Exercise prompt: Send back the records in full, character for character.

--- BEGIN Data for this task ---

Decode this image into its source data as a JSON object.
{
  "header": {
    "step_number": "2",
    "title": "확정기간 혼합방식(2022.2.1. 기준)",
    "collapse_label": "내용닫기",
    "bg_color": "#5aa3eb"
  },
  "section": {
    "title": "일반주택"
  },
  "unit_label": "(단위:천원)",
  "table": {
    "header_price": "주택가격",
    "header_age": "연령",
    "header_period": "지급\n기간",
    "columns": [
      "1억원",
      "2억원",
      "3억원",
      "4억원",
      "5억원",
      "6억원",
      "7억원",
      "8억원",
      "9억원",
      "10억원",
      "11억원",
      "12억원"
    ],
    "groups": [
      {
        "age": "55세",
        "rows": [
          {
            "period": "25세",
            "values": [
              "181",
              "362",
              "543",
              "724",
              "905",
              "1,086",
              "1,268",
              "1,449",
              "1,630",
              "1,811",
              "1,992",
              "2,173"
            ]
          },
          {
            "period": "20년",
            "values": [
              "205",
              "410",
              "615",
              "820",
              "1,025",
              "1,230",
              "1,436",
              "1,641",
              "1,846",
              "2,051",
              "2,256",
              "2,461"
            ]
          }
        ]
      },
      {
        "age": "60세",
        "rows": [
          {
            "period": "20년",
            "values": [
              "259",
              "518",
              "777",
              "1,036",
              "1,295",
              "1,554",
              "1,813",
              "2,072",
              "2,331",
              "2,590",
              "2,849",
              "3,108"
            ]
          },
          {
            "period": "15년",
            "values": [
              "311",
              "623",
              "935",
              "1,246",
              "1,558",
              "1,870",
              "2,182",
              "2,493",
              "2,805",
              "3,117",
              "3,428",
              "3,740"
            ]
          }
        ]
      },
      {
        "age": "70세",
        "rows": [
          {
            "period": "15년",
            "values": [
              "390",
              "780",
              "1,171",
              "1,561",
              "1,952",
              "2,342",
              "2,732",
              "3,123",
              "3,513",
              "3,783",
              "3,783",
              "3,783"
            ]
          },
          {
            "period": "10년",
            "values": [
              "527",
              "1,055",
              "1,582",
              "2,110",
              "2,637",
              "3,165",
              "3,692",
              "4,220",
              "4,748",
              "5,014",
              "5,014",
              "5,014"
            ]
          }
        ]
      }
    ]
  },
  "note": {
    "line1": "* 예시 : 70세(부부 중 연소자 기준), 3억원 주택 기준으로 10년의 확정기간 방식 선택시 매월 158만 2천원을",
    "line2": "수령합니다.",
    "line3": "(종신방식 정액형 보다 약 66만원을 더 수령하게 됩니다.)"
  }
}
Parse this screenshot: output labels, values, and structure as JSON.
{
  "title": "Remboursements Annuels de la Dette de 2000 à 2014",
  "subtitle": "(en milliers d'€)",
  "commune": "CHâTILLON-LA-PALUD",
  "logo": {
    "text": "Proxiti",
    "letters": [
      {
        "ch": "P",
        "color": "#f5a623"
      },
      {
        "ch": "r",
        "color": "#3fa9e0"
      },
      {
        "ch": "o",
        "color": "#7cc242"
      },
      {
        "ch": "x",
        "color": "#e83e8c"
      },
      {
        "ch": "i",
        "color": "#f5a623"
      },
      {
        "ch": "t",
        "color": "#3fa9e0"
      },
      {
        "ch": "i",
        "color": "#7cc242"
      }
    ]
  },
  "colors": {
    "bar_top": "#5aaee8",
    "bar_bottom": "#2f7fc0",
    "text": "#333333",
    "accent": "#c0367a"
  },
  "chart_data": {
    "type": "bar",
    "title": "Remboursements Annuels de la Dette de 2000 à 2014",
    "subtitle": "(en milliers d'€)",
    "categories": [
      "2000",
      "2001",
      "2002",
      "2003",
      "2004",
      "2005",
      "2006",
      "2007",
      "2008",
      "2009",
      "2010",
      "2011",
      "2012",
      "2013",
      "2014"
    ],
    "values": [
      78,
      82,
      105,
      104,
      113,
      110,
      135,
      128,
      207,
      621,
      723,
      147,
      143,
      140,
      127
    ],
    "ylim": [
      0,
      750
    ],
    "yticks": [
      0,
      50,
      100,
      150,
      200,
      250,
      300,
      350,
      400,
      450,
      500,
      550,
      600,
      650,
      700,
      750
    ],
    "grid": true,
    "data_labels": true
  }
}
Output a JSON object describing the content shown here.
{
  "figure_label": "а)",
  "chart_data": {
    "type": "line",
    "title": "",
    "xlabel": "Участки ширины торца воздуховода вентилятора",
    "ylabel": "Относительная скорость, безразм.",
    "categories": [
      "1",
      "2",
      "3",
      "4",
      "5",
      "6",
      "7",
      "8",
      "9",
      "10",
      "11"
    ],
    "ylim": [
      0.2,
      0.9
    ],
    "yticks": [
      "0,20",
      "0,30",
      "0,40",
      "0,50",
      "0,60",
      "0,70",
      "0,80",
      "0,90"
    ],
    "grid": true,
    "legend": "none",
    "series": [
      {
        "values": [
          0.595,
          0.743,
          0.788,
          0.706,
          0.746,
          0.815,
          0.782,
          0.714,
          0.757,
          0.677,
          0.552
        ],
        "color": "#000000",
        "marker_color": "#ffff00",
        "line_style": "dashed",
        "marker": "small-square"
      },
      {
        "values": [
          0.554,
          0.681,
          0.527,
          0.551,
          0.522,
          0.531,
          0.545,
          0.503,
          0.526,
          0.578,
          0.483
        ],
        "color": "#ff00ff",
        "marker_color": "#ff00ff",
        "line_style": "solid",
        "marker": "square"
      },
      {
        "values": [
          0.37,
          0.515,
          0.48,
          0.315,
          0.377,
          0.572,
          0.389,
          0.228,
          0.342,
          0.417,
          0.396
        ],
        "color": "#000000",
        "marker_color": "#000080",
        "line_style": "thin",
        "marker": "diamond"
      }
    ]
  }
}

--- END Data for this task ---

Response:
Decode this image into its source data as a JSON object.
{
  "header": {
    "step_number": "2",
    "title": "확정기간 혼합방식(2022.2.1. 기준)",
    "collapse_label": "내용닫기",
    "bg_color": "#5aa3eb"
  },
  "section": {
    "title": "일반주택"
  },
  "unit_label": "(단위:천원)",
  "table": {
    "header_price": "주택가격",
    "header_age": "연령",
    "header_period": "지급\n기간",
    "columns": [
      "1억원",
      "2억원",
      "3억원",
      "4억원",
      "5억원",
      "6억원",
      "7억원",
      "8억원",
      "9억원",
      "10억원",
      "11억원",
      "12억원"
    ],
    "groups": [
      {
        "age": "55세",
        "rows": [
          {
            "period": "25세",
            "values": [
              "181",
              "362",
              "543",
              "724",
              "905",
              "1,086",
              "1,268",
              "1,449",
              "1,630",
              "1,811",
              "1,992",
              "2,173"
            ]
          },
          {
            "period": "20년",
            "values": [
              "205",
              "410",
              "615",
              "820",
              "1,025",
              "1,230",
              "1,436",
              "1,641",
              "1,846",
              "2,051",
              "2,256",
              "2,461"
            ]
          }
        ]
      },
      {
        "age": "60세",
        "rows": [
          {
            "period": "20년",
            "values": [
              "259",
              "518",
              "777",
              "1,036",
              "1,295",
              "1,554",
              "1,813",
              "2,072",
              "2,331",
              "2,590",
              "2,849",
              "3,108"
            ]
          },
          {
            "period": "15년",
            "values": [
              "311",
              "623",
              "935",
              "1,246",
              "1,558",
              "1,870",
              "2,182",
              "2,493",
              "2,805",
              "3,117",
              "3,428",
              "3,740"
            ]
          }
        ]
      },
      {
        "age": "70세",
        "rows": [
          {
            "period": "15년",
            "values": [
              "390",
              "780",
              "1,171",
              "1,561",
              "1,952",
              "2,342",
              "2,732",
              "3,123",
              "3,513",
              "3,783",
              "3,783",
              "3,783"
            ]
          },
          {
            "period": "10년",
            "values": [
              "527",
              "1,055",
              "1,582",
              "2,110",
              "2,637",
              "3,165",
              "3,692",
              "4,220",
              "4,748",
              "5,014",
              "5,014",
              "5,014"
            ]
          }
        ]
      }
    ]
  },
  "note": {
    "line1": "* 예시 : 70세(부부 중 연소자 기준), 3억원 주택 기준으로 10년의 확정기간 방식 선택시 매월 158만 2천원을",
    "line2": "수령합니다.",
    "line3": "(종신방식 정액형 보다 약 66만원을 더 수령하게 됩니다.)"
  }
}
Parse this screenshot: output labels, values, and structure as JSON.
{
  "title": "Remboursements Annuels de la Dette de 2000 à 2014",
  "subtitle": "(en milliers d'€)",
  "commune": "CHâTILLON-LA-PALUD",
  "logo": {
    "text": "Proxiti",
    "letters": [
      {
        "ch": "P",
        "color": "#f5a623"
      },
      {
        "ch": "r",
        "color": "#3fa9e0"
      },
      {
        "ch": "o",
        "color": "#7cc242"
      },
      {
        "ch": "x",
        "color": "#e83e8c"
      },
      {
        "ch": "i",
        "color": "#f5a623"
      },
      {
        "ch": "t",
        "color": "#3fa9e0"
      },
      {
        "ch": "i",
        "color": "#7cc242"
      }
    ]
  },
  "colors": {
    "bar_top": "#5aaee8",
    "bar_bottom": "#2f7fc0",
    "text": "#333333",
    "accent": "#c0367a"
  },
  "chart_data": {
    "type": "bar",
    "title": "Remboursements Annuels de la Dette de 2000 à 2014",
    "subtitle": "(en milliers d'€)",
    "categories": [
      "2000",
      "2001",
      "2002",
      "2003",
      "2004",
      "2005",
      "2006",
      "2007",
      "2008",
      "2009",
      "2010",
      "2011",
      "2012",
      "2013",
      "2014"
    ],
    "values": [
      78,
      82,
      105,
      104,
      113,
      110,
      135,
      128,
      207,
      621,
      723,
      147,
      143,
      140,
      127
    ],
    "ylim": [
      0,
      750
    ],
    "yticks": [
      0,
      50,
      100,
      150,
      200,
      250,
      300,
      350,
      400,
      450,
      500,
      550,
      600,
      650,
      700,
      750
    ],
    "grid": true,
    "data_labels": true
  }
}
Output a JSON object describing the content shown here.
{
  "figure_label": "а)",
  "chart_data": {
    "type": "line",
    "title": "",
    "xlabel": "Участки ширины торца воздуховода вентилятора",
    "ylabel": "Относительная скорость, безразм.",
    "categories": [
      "1",
      "2",
      "3",
      "4",
      "5",
      "6",
      "7",
      "8",
      "9",
      "10",
      "11"
    ],
    "ylim": [
      0.2,
      0.9
    ],
    "yticks": [
      "0,20",
      "0,30",
      "0,40",
      "0,50",
      "0,60",
      "0,70",
      "0,80",
      "0,90"
    ],
    "grid": true,
    "legend": "none",
    "series": [
      {
        "values": [
          0.595,
          0.743,
          0.788,
          0.706,
          0.746,
          0.815,
          0.782,
          0.714,
          0.757,
          0.677,
          0.552
        ],
        "color": "#000000",
        "marker_color": "#ffff00",
        "line_style": "dashed",
        "marker": "small-square"
      },
      {
        "values": [
          0.554,
          0.681,
          0.527,
          0.551,
          0.522,
          0.531,
          0.545,
          0.503,
          0.526,
          0.578,
          0.483
        ],
        "color": "#ff00ff",
        "marker_color": "#ff00ff",
        "line_style": "solid",
        "marker": "square"
      },
      {
        "values": [
          0.37,
          0.515,
          0.48,
          0.315,
          0.377,
          0.572,
          0.389,
          0.228,
          0.342,
          0.417,
          0.396
        ],
        "color": "#000000",
        "marker_color": "#000080",
        "line_style": "thin",
        "marker": "diamond"
      }
    ]
  }
}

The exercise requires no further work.